### WHAT IS BEING ASKED:
Each record below should be output verbatim, without pictures.

(Records)
◆ ◆ ◆
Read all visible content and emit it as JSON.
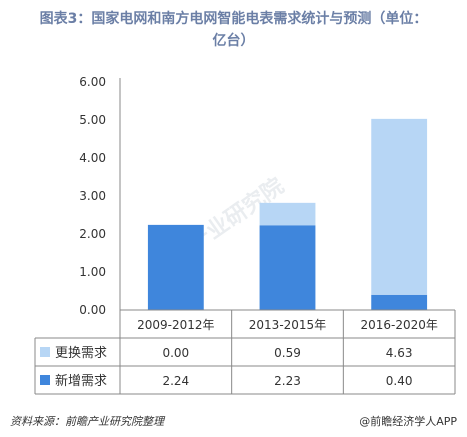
{
  "title": {
    "line1": "图表3：国家电网和南方电网智能电表需求统计与预测（单位：",
    "line2": "亿台）"
  },
  "chart_data": {
    "type": "bar",
    "stacked": true,
    "categories": [
      "2009-2012年",
      "2013-2015年",
      "2016-2020年"
    ],
    "series": [
      {
        "name": "新增需求",
        "values": [
          2.24,
          2.23,
          0.4
        ],
        "color": "#3f86dc"
      },
      {
        "name": "更换需求",
        "values": [
          0.0,
          0.59,
          4.63
        ],
        "color": "#b7d6f5"
      }
    ],
    "ylim": [
      0,
      6
    ],
    "yticks": [
      "0.00",
      "1.00",
      "2.00",
      "3.00",
      "4.00",
      "5.00",
      "6.00"
    ],
    "table_rows": [
      {
        "label": "更换需求",
        "values": [
          "0.00",
          "0.59",
          "4.63"
        ],
        "color": "#b7d6f5"
      },
      {
        "label": "新增需求",
        "values": [
          "2.24",
          "2.23",
          "0.40"
        ],
        "color": "#3f86dc"
      }
    ]
  },
  "footer": {
    "source": "资料来源：前瞻产业研究院整理",
    "brand": "@前瞻经济学人APP"
  },
  "watermark": "前瞻产业研究院"
}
◆ ◆ ◆
### COMPLETED EXERCISE:
Read all visible content and emit it as JSON.
{
  "title": {
    "line1": "图表3：国家电网和南方电网智能电表需求统计与预测（单位：",
    "line2": "亿台）"
  },
  "chart_data": {
    "type": "bar",
    "stacked": true,
    "categories": [
      "2009-2012年",
      "2013-2015年",
      "2016-2020年"
    ],
    "series": [
      {
        "name": "新增需求",
        "values": [
          2.24,
          2.23,
          0.4
        ],
        "color": "#3f86dc"
      },
      {
        "name": "更换需求",
        "values": [
          0.0,
          0.59,
          4.63
        ],
        "color": "#b7d6f5"
      }
    ],
    "ylim": [
      0,
      6
    ],
    "yticks": [
      "0.00",
      "1.00",
      "2.00",
      "3.00",
      "4.00",
      "5.00",
      "6.00"
    ],
    "table_rows": [
      {
        "label": "更换需求",
        "values": [
          "0.00",
          "0.59",
          "4.63"
        ],
        "color": "#b7d6f5"
      },
      {
        "label": "新增需求",
        "values": [
          "2.24",
          "2.23",
          "0.40"
        ],
        "color": "#3f86dc"
      }
    ]
  },
  "footer": {
    "source": "资料来源：前瞻产业研究院整理",
    "brand": "@前瞻经济学人APP"
  },
  "watermark": "前瞻产业研究院"
}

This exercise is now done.